● **What is being asked**
Extract all lines from the data beneath that include the word "label".

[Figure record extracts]

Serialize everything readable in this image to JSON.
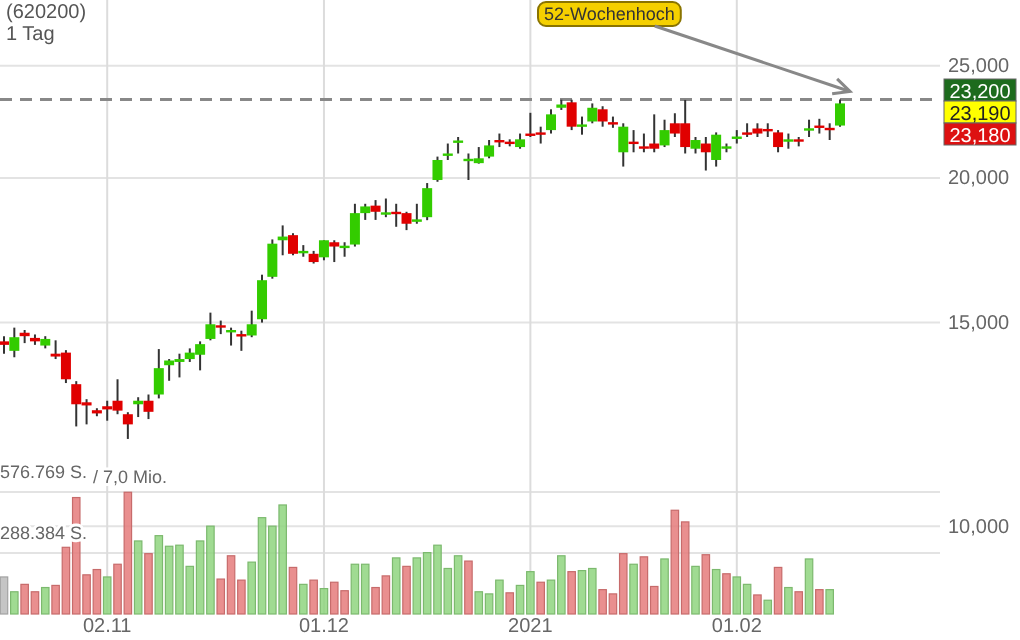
{
  "chart_data": {
    "type": "candlestick",
    "title": "(620200)",
    "subtitle": "1 Tag",
    "categories": [
      null,
      null,
      null,
      null,
      null,
      null,
      null,
      null,
      null,
      null,
      "02.11",
      null,
      null,
      null,
      null,
      null,
      null,
      null,
      null,
      null,
      null,
      null,
      null,
      null,
      null,
      null,
      null,
      null,
      null,
      null,
      null,
      "01.12",
      null,
      null,
      null,
      null,
      null,
      null,
      null,
      null,
      null,
      null,
      null,
      null,
      null,
      null,
      null,
      null,
      null,
      null,
      null,
      "2021",
      null,
      null,
      null,
      null,
      null,
      null,
      null,
      null,
      null,
      null,
      null,
      null,
      null,
      null,
      null,
      null,
      null,
      null,
      null,
      "01.02",
      null,
      null,
      null,
      null,
      null,
      null,
      null,
      null,
      null,
      null
    ],
    "ohlc": [
      [
        14450,
        14600,
        14100,
        14350
      ],
      [
        14180,
        14850,
        14000,
        14570
      ],
      [
        14700,
        14780,
        14400,
        14600
      ],
      [
        14550,
        14650,
        14350,
        14450
      ],
      [
        14330,
        14600,
        14250,
        14520
      ],
      [
        14100,
        14480,
        13950,
        14020
      ],
      [
        14130,
        14200,
        13300,
        13400
      ],
      [
        13270,
        13350,
        12200,
        12750
      ],
      [
        12800,
        12880,
        12250,
        12720
      ],
      [
        12600,
        12650,
        12450,
        12520
      ],
      [
        12700,
        12840,
        12340,
        12620
      ],
      [
        12840,
        13400,
        12500,
        12590
      ],
      [
        12500,
        12550,
        11900,
        12250
      ],
      [
        12750,
        12930,
        12430,
        12840
      ],
      [
        12840,
        13000,
        12380,
        12560
      ],
      [
        13000,
        14230,
        12900,
        13700
      ],
      [
        13780,
        13950,
        13360,
        13910
      ],
      [
        13870,
        14100,
        13450,
        13950
      ],
      [
        13950,
        14250,
        13870,
        14130
      ],
      [
        14070,
        14450,
        13640,
        14370
      ],
      [
        14520,
        15300,
        14480,
        14950
      ],
      [
        14920,
        15060,
        14660,
        14860
      ],
      [
        14720,
        14850,
        14330,
        14780
      ],
      [
        14660,
        14760,
        14180,
        14600
      ],
      [
        14620,
        15360,
        14570,
        14950
      ],
      [
        15100,
        16500,
        15000,
        16320
      ],
      [
        16430,
        17700,
        16370,
        17550
      ],
      [
        17670,
        18200,
        17150,
        17800
      ],
      [
        17850,
        17920,
        17150,
        17200
      ],
      [
        17220,
        17500,
        17100,
        17300
      ],
      [
        17200,
        17300,
        16870,
        16920
      ],
      [
        17080,
        17670,
        16980,
        17670
      ],
      [
        17600,
        17670,
        16920,
        17450
      ],
      [
        17420,
        17600,
        17100,
        17480
      ],
      [
        17520,
        19000,
        17450,
        18650
      ],
      [
        18650,
        19000,
        18400,
        18900
      ],
      [
        18930,
        19140,
        18400,
        18700
      ],
      [
        18620,
        19200,
        18500,
        18680
      ],
      [
        18700,
        19000,
        18150,
        18620
      ],
      [
        18650,
        18700,
        18030,
        18260
      ],
      [
        18330,
        19000,
        18260,
        18420
      ],
      [
        18500,
        19800,
        18390,
        19600
      ],
      [
        19920,
        20870,
        19850,
        20730
      ],
      [
        20900,
        21420,
        20730,
        21000
      ],
      [
        21450,
        21700,
        21000,
        21550
      ],
      [
        20700,
        21000,
        19920,
        20780
      ],
      [
        20600,
        21270,
        20580,
        20800
      ],
      [
        20870,
        21570,
        20800,
        21340
      ],
      [
        21570,
        21850,
        21270,
        21480
      ],
      [
        21500,
        21600,
        21300,
        21420
      ],
      [
        21270,
        21850,
        21200,
        21600
      ],
      [
        21850,
        22770,
        21700,
        21780
      ],
      [
        21900,
        22150,
        21420,
        21800
      ],
      [
        22000,
        22930,
        21850,
        22700
      ],
      [
        23000,
        23370,
        22900,
        23150
      ],
      [
        23250,
        23370,
        22000,
        22150
      ],
      [
        22150,
        22600,
        21800,
        22250
      ],
      [
        22380,
        23200,
        22300,
        23000
      ],
      [
        22930,
        23070,
        22150,
        22380
      ],
      [
        22350,
        22600,
        22100,
        22250
      ],
      [
        21050,
        22300,
        20460,
        22150
      ],
      [
        21500,
        22000,
        21050,
        21400
      ],
      [
        21300,
        21850,
        21050,
        21220
      ],
      [
        21420,
        22700,
        21050,
        21200
      ],
      [
        21340,
        22460,
        21270,
        22000
      ],
      [
        22300,
        22750,
        21700,
        21850
      ],
      [
        22300,
        23360,
        21000,
        21270
      ],
      [
        21200,
        21700,
        21000,
        21570
      ],
      [
        21420,
        21700,
        20300,
        21050
      ],
      [
        20730,
        21900,
        20460,
        21800
      ],
      [
        21220,
        21420,
        21050,
        21300
      ],
      [
        21650,
        22000,
        21420,
        21720
      ],
      [
        21900,
        22300,
        21700,
        21820
      ],
      [
        22070,
        22300,
        21700,
        21850
      ],
      [
        22050,
        22300,
        21700,
        21950
      ],
      [
        21900,
        22000,
        21050,
        21270
      ],
      [
        21500,
        21850,
        21200,
        21600
      ],
      [
        21600,
        21700,
        21300,
        21520
      ],
      [
        22000,
        22460,
        21700,
        22080
      ],
      [
        22200,
        22500,
        21850,
        22100
      ],
      [
        22100,
        22300,
        21570,
        22030
      ],
      [
        22200,
        23380,
        22150,
        23200
      ]
    ],
    "colors": [
      "#e00000",
      "#33cc00",
      "#e00000",
      "#e00000",
      "#33cc00",
      "#e00000",
      "#e00000",
      "#e00000",
      "#e00000",
      "#e00000",
      "#e00000",
      "#e00000",
      "#e00000",
      "#33cc00",
      "#e00000",
      "#33cc00",
      "#33cc00",
      "#33cc00",
      "#33cc00",
      "#33cc00",
      "#33cc00",
      "#e00000",
      "#33cc00",
      "#e00000",
      "#33cc00",
      "#33cc00",
      "#33cc00",
      "#33cc00",
      "#e00000",
      "#33cc00",
      "#e00000",
      "#33cc00",
      "#e00000",
      "#33cc00",
      "#33cc00",
      "#33cc00",
      "#e00000",
      "#33cc00",
      "#e00000",
      "#e00000",
      "#33cc00",
      "#33cc00",
      "#33cc00",
      "#33cc00",
      "#33cc00",
      "#33cc00",
      "#33cc00",
      "#33cc00",
      "#e00000",
      "#e00000",
      "#33cc00",
      "#e00000",
      "#e00000",
      "#33cc00",
      "#33cc00",
      "#e00000",
      "#33cc00",
      "#33cc00",
      "#e00000",
      "#e00000",
      "#33cc00",
      "#e00000",
      "#e00000",
      "#e00000",
      "#33cc00",
      "#e00000",
      "#e00000",
      "#33cc00",
      "#e00000",
      "#33cc00",
      "#33cc00",
      "#33cc00",
      "#e00000",
      "#e00000",
      "#e00000",
      "#e00000",
      "#33cc00",
      "#e00000",
      "#33cc00",
      "#e00000",
      "#e00000",
      "#33cc00"
    ],
    "series": [
      {
        "type": "bar",
        "axis": "y2",
        "values": [
          175,
          105,
          140,
          105,
          125,
          135,
          315,
          550,
          185,
          210,
          175,
          235,
          575,
          345,
          285,
          370,
          320,
          325,
          225,
          345,
          415,
          165,
          275,
          160,
          245,
          455,
          415,
          515,
          220,
          140,
          160,
          120,
          150,
          110,
          235,
          235,
          125,
          180,
          265,
          225,
          265,
          290,
          325,
          215,
          275,
          250,
          105,
          95,
          160,
          100,
          135,
          200,
          150,
          160,
          275,
          200,
          205,
          215,
          115,
          95,
          285,
          235,
          270,
          130,
          260,
          490,
          435,
          225,
          280,
          210,
          190,
          175,
          140,
          90,
          65,
          220,
          125,
          105,
          260,
          115,
          115,
          null
        ],
        "colors": [
          "#bbbbbb",
          "#8fd57f",
          "#e57b7b",
          "#e57b7b",
          "#8fd57f",
          "#e57b7b",
          "#e57b7b",
          "#e57b7b",
          "#e57b7b",
          "#e57b7b",
          "#8fd57f",
          "#e57b7b",
          "#e57b7b",
          "#8fd57f",
          "#e57b7b",
          "#8fd57f",
          "#8fd57f",
          "#8fd57f",
          "#8fd57f",
          "#8fd57f",
          "#8fd57f",
          "#e57b7b",
          "#e57b7b",
          "#e57b7b",
          "#8fd57f",
          "#8fd57f",
          "#8fd57f",
          "#8fd57f",
          "#e57b7b",
          "#8fd57f",
          "#e57b7b",
          "#8fd57f",
          "#e57b7b",
          "#e57b7b",
          "#8fd57f",
          "#8fd57f",
          "#e57b7b",
          "#e57b7b",
          "#8fd57f",
          "#e57b7b",
          "#8fd57f",
          "#8fd57f",
          "#8fd57f",
          "#8fd57f",
          "#8fd57f",
          "#e57b7b",
          "#8fd57f",
          "#8fd57f",
          "#8fd57f",
          "#e57b7b",
          "#8fd57f",
          "#8fd57f",
          "#e57b7b",
          "#8fd57f",
          "#8fd57f",
          "#e57b7b",
          "#8fd57f",
          "#8fd57f",
          "#e57b7b",
          "#e57b7b",
          "#e57b7b",
          "#8fd57f",
          "#e57b7b",
          "#e57b7b",
          "#8fd57f",
          "#e57b7b",
          "#e57b7b",
          "#8fd57f",
          "#e57b7b",
          "#8fd57f",
          "#e57b7b",
          "#8fd57f",
          "#8fd57f",
          "#e57b7b",
          "#8fd57f",
          "#e57b7b",
          "#8fd57f",
          "#e57b7b",
          "#8fd57f",
          "#e57b7b",
          "#8fd57f",
          "#8fd57f"
        ]
      }
    ],
    "log": "y",
    "ylim": [
      8400,
      28500
    ],
    "yticks": [
      {
        "value": 10000,
        "label": "10,000"
      },
      {
        "value": 15000,
        "label": "15,000"
      },
      {
        "value": 20000,
        "label": "20,000"
      },
      {
        "value": 25000,
        "label": "25,000"
      }
    ],
    "y2lim": [
      0,
      2900
    ],
    "y2ticks": [
      {
        "value": 288.384,
        "label": "288.384 S."
      },
      {
        "value": 576.769,
        "label": "576.769 S."
      }
    ],
    "grid": true,
    "ref_lines": [
      {
        "axis": "y",
        "value": 23380,
        "label": "52-Wochenhoch",
        "color": "#888888",
        "line_style": "dashed"
      }
    ],
    "annotations": [
      "23,200",
      "23,190",
      "23,180",
      "/ 7,0 Mio."
    ]
  }
}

● **Written solution**
        "label": "10,000"
        "label": "15,000"
        "label": "20,000"
        "label": "25,000"
        "label": "288.384 S."
        "label": "576.769 S."
        "label": "52-Wochenhoch",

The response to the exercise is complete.